Revise everything from the start of the entries down to the line containing "- blot-gh2ax-a: [37, 60, 119, 93]", replacing "significance-bracket" with "bracket" and leaving all else as it stands.

RECORDS PROVIDED
* BEGIN *

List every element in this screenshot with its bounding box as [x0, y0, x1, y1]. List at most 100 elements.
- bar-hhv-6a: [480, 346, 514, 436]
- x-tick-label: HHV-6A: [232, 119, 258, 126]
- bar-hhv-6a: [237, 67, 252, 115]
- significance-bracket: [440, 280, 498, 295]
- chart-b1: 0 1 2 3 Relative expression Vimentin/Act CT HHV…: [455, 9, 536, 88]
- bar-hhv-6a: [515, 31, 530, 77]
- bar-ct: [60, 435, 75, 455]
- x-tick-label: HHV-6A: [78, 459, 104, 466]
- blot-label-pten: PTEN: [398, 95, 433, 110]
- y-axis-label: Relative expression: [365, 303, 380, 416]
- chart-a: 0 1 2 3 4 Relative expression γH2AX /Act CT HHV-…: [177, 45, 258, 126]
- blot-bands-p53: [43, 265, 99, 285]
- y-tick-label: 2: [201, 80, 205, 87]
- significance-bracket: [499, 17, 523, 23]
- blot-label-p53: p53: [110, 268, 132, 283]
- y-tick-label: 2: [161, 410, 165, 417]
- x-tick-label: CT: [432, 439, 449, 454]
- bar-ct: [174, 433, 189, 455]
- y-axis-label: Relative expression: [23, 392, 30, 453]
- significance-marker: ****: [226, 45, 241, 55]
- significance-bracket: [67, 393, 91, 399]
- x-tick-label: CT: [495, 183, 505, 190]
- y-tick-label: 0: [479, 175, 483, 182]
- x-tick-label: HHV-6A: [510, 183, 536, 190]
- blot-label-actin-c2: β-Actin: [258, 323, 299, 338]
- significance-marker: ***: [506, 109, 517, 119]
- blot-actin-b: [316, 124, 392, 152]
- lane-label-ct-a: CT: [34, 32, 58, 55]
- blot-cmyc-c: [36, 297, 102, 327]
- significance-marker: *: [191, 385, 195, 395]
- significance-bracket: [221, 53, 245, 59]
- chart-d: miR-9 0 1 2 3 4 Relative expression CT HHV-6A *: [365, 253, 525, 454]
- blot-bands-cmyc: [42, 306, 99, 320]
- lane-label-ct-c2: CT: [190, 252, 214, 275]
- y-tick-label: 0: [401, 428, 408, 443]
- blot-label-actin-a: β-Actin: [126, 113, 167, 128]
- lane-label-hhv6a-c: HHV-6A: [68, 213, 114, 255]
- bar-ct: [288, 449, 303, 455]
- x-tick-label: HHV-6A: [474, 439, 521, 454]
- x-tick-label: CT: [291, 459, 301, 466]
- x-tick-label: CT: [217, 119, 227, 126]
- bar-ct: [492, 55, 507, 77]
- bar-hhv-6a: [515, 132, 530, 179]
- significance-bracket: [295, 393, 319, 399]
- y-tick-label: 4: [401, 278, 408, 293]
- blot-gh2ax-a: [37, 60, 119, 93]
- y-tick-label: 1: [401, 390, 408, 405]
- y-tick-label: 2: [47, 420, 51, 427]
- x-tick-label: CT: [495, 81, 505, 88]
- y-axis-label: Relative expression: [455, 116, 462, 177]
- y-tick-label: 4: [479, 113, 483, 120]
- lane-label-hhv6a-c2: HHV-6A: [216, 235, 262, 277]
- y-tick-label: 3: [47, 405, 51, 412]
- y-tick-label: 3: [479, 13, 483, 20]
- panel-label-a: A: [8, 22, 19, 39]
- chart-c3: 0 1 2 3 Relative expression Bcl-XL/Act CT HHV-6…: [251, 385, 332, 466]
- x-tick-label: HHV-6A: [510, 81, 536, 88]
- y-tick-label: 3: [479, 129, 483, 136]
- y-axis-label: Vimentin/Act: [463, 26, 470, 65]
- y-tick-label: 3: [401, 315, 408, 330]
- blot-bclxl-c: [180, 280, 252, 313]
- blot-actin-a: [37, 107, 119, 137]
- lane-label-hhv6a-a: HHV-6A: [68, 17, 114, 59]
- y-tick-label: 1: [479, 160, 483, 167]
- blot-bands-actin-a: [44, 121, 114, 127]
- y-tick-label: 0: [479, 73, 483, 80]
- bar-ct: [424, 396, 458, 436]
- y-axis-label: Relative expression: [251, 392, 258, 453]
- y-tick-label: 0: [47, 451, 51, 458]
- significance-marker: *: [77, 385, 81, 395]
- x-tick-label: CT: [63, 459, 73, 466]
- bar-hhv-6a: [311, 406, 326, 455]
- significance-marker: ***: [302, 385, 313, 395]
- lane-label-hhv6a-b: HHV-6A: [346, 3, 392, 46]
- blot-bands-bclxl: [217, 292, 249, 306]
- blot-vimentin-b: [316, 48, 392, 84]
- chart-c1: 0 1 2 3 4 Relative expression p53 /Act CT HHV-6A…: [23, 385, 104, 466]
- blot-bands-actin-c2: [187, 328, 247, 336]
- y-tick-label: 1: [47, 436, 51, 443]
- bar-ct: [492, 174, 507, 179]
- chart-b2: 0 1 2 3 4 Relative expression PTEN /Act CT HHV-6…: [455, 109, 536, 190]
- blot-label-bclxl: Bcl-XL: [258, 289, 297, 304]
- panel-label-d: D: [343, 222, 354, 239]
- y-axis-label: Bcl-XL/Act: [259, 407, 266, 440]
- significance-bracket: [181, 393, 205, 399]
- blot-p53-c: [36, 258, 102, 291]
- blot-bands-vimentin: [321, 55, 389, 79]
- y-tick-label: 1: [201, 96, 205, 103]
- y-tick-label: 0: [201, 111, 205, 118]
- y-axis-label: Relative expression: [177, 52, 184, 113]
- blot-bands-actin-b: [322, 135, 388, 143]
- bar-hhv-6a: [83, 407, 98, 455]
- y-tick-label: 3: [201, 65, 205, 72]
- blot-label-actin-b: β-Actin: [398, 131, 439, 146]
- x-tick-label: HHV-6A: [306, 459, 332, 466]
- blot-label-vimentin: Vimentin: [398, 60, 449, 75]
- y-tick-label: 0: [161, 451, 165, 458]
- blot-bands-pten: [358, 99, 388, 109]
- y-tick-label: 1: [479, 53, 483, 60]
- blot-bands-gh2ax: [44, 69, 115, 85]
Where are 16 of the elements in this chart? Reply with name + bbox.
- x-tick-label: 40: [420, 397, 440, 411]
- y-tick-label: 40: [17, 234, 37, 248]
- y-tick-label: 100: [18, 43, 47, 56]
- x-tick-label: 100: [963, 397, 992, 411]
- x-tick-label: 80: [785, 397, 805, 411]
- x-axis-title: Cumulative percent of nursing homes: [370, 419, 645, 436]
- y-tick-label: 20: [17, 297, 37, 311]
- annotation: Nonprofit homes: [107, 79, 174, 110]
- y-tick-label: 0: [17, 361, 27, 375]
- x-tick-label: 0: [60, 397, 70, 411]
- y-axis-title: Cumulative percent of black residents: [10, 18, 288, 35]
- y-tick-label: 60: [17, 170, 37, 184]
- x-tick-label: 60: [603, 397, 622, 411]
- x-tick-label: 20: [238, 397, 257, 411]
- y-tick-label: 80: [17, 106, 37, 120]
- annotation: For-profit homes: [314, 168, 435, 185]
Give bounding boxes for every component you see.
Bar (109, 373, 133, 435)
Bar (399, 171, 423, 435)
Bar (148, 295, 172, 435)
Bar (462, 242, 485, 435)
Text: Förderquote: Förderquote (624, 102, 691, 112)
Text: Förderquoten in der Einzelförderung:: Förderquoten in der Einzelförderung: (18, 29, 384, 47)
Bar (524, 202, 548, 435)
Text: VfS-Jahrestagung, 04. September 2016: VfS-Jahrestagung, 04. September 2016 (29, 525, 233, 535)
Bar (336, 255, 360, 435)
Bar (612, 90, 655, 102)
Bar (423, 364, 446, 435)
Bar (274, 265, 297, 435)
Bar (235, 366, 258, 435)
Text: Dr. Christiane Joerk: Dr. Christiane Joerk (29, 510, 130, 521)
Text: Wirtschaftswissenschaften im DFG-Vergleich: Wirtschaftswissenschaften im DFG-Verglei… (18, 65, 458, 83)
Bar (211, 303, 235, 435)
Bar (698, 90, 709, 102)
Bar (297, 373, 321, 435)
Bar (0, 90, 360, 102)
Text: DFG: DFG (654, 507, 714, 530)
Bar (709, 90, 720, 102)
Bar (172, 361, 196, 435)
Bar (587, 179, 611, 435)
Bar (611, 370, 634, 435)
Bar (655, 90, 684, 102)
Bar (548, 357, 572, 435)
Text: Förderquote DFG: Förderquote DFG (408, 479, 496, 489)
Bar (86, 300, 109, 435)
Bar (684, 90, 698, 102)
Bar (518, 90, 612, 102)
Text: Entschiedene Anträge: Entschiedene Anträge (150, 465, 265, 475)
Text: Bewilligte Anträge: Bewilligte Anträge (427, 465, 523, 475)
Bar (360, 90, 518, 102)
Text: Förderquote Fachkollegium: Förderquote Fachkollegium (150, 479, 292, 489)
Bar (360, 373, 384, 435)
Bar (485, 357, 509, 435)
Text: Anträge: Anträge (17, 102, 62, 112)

* END *

RESULT OF THE EXERCISE
List every element in this screenshot with its bounding box as [x0, y0, x1, y1]. List at most 100 elements.
- bar-hhv-6a: [480, 346, 514, 436]
- x-tick-label: HHV-6A: [232, 119, 258, 126]
- bar-hhv-6a: [237, 67, 252, 115]
- bracket: [440, 280, 498, 295]
- chart-b1: 0 1 2 3 Relative expression Vimentin/Act CT HHV…: [455, 9, 536, 88]
- bar-hhv-6a: [515, 31, 530, 77]
- bar-ct: [60, 435, 75, 455]
- x-tick-label: HHV-6A: [78, 459, 104, 466]
- blot-label-pten: PTEN: [398, 95, 433, 110]
- y-axis-label: Relative expression: [365, 303, 380, 416]
- chart-a: 0 1 2 3 4 Relative expression γH2AX /Act CT HHV-…: [177, 45, 258, 126]
- blot-bands-p53: [43, 265, 99, 285]
- y-tick-label: 2: [201, 80, 205, 87]
- bracket: [499, 17, 523, 23]
- blot-label-p53: p53: [110, 268, 132, 283]
- y-tick-label: 2: [161, 410, 165, 417]
- x-tick-label: CT: [432, 439, 449, 454]
- bar-ct: [174, 433, 189, 455]
- y-axis-label: Relative expression: [23, 392, 30, 453]
- significance-marker: ****: [226, 45, 241, 55]
- bracket: [67, 393, 91, 399]
- x-tick-label: CT: [495, 183, 505, 190]
- y-tick-label: 0: [479, 175, 483, 182]
- x-tick-label: HHV-6A: [510, 183, 536, 190]
- blot-label-actin-c2: β-Actin: [258, 323, 299, 338]
- significance-marker: ***: [506, 109, 517, 119]
- blot-actin-b: [316, 124, 392, 152]
- lane-label-ct-a: CT: [34, 32, 58, 55]
- blot-cmyc-c: [36, 297, 102, 327]
- significance-marker: *: [191, 385, 195, 395]
- bracket: [221, 53, 245, 59]
- chart-d: miR-9 0 1 2 3 4 Relative expression CT HHV-6A *: [365, 253, 525, 454]
- blot-bands-cmyc: [42, 306, 99, 320]
- lane-label-ct-c2: CT: [190, 252, 214, 275]
- y-tick-label: 0: [401, 428, 408, 443]
- blot-label-actin-a: β-Actin: [126, 113, 167, 128]
- lane-label-hhv6a-c: HHV-6A: [68, 213, 114, 255]
- bar-ct: [288, 449, 303, 455]
- x-tick-label: HHV-6A: [474, 439, 521, 454]
- x-tick-label: CT: [291, 459, 301, 466]
- x-tick-label: CT: [217, 119, 227, 126]
- bar-ct: [492, 55, 507, 77]
- bar-hhv-6a: [515, 132, 530, 179]
- bracket: [295, 393, 319, 399]
- y-tick-label: 4: [401, 278, 408, 293]
- blot-gh2ax-a: [37, 60, 119, 93]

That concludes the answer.